● EXERCICE COURT 1: Indiquez si chacune des affirmations suivantes concorde avec l'entretien sur les élections israéliennes, en répondant par oui ou par non et en citant à l'identique les mots décisifs de l'entretien : (a) le parti Bala'ad a dépassé le seuil électoral requis pour entrer à la Knesset ; (b) Ben Gvir souhaite une présence accrue de la loi juive halakhique dans le système judiciaire ; (c) Netanyahu y est décrit comme plus extrémiste que cynique.
● EXERCICE COURT 2: Recopiez sans rien changer le passage de l'entretien sur les élections israéliennes compris entre « Au lendemain des » et « gouvernement Netanyahu ? », ces deux segments inclus.
● EXERCICE COURT 3: Selon l'entretien sur les élections israéliennes, pour quelles raisons Netanyahu est-il en position de former un gouvernement ? Répondez en une à trois phrases.

Au lendemain des élections israéliennes qui pavent la voie à une nouvelle ère Netanyahu, la politologue Eva Illouz, qui vient de publier chez Premier Parallèle Les émotions contre la démocratie, revient sur la persistance et les formes du nationalisme en Israël.
Benyamin Netanyahu est une figure centrale de votre ouvrage. Alors même qu’il est en ce moment en procès du fait d’accusations de corruption, son parti est arrivé en tête des élections et pourrait être en mesure de former un gouvernement. Quel a donc été le rôle de Benyamin Netanyahu depuis son départ du pouvoir ? Et que peut-on attendre d’un nouveau gouvernement Netanyahu ?
Depuis qu’il a été reconduit aux dernières élections, Netanyahu a fait 2 choses : il s’est occupé de son procès et a contribué à consolider les partis d’extrême droite pour éviter que les voix de l’extrême droite ne s’éparpillent 1. Son pari a réussi.
Netanyahu est celui qui peut former un gouvernement parce qu’il a su manœuvrer politiquement et créer un bloc d’extrême droite. Et aussi parce que les partis Arabes se sont divisés et ont perdu de leur pouvoir. Un parti, Bala’ad, n’a pas recueilli les voix pour dépasser le seuil électoral nécessaire pour être accueilli à la Knesset. De plus, traditionnellement, l’électorat Arabe ou bien boycotte les élections ou bien y est indifférent (pour eux, gouvernements de droite ou de gauche s’équivalent, ils pensent qu’il n’y a donc pas grand-chose en jeu pour eux).
S’il forme un gouvernement, Netanyahu essaiera de faire passer des lois pour qu’il ne soit pas inculpé. Mais il n’est pas sûr qu’il recueille le soutien de la Knesset pour une telle loi ou qu’elle soit validée par la Cour Suprême. Il mettra Itamar Ben Gvir, idéologue Kahaniste qui est pour le transfert des Palestiniens, à la tête d’un ministère. Ben-Gvir a par le passé soutenu avec ferveur le terrorisme juif et est en faveur de l’expulsion de tout citoyen déloyal, même des députés arabes, de l’affaiblissement la Cour Suprême – ce qui signifie que les lois votées par la Knesset auraient le dessus sur les décisions de la Cour Suprême, seule autorisée à juger de la constitutionnalité des lois. Il veut enfin que la loi juive Halakhique soit beaucoup plus présente dans le système judiciaire du pays.
L’extrême droite raciste, suprémaciste, belliqueuse, va donc être au pouvoir. Ce sera la première fois, et il sera intéressant de voir comment Netanyahu va les gérer. Ben Gvir a une personnalité politique chaotique et extrémiste. Netanyahu, lui, est plus cynique qu’extrémiste. Il faudra voir si son cynisme ira plus loin que sa prudence dans les affaires militaires et de sécurité intérieure. Si sa majorité à la Knesset est étroite, ce sera du rodéo. À mon avis, il va essayer de recruter ses opposants qui ont formé un parti de droite anti-Bibiste – Benyamin Netanyahu étant surnommé « Bibi ». Je ne peux pas dire si ces anti-Bibistes seront tentés de le rejoindre. Sur le plan international, gouverner avec Ben Gvir dans le gouvernement ne sera pas non plus facile. Peut-être que l’extrême droite Israélienne se révèlera être un Golem qui échappera à son créateur.

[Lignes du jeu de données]
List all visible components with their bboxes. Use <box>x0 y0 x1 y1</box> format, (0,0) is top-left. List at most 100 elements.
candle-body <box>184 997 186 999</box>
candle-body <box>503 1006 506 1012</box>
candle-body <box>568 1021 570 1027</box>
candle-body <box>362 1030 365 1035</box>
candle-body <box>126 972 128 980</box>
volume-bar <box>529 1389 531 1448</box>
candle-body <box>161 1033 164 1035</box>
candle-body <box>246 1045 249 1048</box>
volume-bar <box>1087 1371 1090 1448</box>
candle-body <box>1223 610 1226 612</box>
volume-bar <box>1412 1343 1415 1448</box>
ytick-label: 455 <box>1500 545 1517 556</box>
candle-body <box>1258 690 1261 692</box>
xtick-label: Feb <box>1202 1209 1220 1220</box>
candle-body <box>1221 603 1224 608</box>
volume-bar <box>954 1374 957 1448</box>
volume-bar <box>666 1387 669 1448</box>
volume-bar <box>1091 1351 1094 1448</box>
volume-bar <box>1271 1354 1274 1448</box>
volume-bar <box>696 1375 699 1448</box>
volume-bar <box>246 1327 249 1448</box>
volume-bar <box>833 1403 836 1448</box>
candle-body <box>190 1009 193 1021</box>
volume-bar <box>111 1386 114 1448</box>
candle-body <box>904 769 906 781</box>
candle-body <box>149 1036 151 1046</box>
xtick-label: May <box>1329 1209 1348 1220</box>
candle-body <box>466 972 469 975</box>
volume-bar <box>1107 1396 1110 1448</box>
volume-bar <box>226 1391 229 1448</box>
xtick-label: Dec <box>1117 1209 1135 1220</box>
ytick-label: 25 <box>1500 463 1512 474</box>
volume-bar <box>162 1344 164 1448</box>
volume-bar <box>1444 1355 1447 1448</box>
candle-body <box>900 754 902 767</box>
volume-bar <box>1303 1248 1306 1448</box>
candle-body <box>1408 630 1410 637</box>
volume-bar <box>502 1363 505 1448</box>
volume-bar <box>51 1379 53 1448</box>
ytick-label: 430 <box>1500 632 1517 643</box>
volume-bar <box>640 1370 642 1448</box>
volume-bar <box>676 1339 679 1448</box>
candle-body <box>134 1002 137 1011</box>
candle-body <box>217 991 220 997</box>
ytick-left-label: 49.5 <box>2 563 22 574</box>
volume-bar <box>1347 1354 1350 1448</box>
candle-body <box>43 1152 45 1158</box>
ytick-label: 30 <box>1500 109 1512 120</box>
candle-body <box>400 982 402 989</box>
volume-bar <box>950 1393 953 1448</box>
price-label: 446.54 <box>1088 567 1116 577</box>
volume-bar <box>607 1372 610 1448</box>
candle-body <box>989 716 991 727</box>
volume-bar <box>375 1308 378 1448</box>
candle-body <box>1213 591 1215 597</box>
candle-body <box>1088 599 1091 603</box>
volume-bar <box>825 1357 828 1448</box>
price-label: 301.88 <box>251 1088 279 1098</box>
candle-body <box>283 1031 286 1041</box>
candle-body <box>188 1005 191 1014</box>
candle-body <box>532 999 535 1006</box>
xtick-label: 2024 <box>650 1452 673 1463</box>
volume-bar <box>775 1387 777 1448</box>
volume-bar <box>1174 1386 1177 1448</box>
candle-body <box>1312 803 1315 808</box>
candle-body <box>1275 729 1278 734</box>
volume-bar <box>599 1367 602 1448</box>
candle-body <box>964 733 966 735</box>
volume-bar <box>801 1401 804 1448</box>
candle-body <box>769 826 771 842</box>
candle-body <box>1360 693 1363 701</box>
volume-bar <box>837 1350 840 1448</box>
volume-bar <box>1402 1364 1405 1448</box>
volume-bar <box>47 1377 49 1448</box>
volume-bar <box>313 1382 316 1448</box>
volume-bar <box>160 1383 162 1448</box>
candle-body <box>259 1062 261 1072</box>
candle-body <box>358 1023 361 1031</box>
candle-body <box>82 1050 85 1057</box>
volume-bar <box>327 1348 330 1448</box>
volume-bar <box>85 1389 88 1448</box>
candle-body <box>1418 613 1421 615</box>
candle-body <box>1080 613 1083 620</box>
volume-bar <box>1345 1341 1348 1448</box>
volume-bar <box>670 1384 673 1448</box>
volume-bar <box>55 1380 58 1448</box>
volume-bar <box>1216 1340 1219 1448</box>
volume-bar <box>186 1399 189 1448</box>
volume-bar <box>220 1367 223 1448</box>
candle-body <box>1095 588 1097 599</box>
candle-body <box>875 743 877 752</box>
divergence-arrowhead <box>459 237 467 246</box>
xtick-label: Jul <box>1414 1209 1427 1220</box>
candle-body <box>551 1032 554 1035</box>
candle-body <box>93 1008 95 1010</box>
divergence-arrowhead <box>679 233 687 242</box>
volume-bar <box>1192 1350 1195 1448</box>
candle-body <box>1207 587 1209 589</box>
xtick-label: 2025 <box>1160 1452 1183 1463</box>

● RÉPONSE CORRECTE 1:
(a) Non : « Un parti, Bala’ad, n’a pas recueilli les voix pour dépasser le seuil électoral nécessaire pour être accueilli à la Knesset. »
(b) Oui : « Il veut enfin que la loi juive Halakhique soit beaucoup plus présente dans le système judiciaire du pays. »
(c) Non : « Netanyahu, lui, est plus cynique qu’extrémiste. »

● RÉPONSE CORRECTE 2:
Au lendemain des élections israéliennes qui pavent la voie à une nouvelle ère Netanyahu, la politologue Eva Illouz, qui vient de publier chez Premier Parallèle Les émotions contre la démocratie, revient sur la persistance et les formes du nationalisme en Israël.
Benyamin Netanyahu est une figure centrale de votre ouvrage. Alors même qu’il est en ce moment en procès du fait d’accusations de corruption, son parti est arrivé en tête des élections et pourrait être en mesure de former un gouvernement. Quel a donc été le rôle de Benyamin Netanyahu depuis son départ du pouvoir ? Et que peut-on attendre d’un nouveau gouvernement Netanyahu ?

● RÉPONSE CORRECTE 3: Netanyahu peut former un gouvernement parce qu'il a su manœuvrer politiquement et créer un bloc d'extrême droite. Les partis arabes, de leur côté, se sont divisés et ont perdu de leur pouvoir.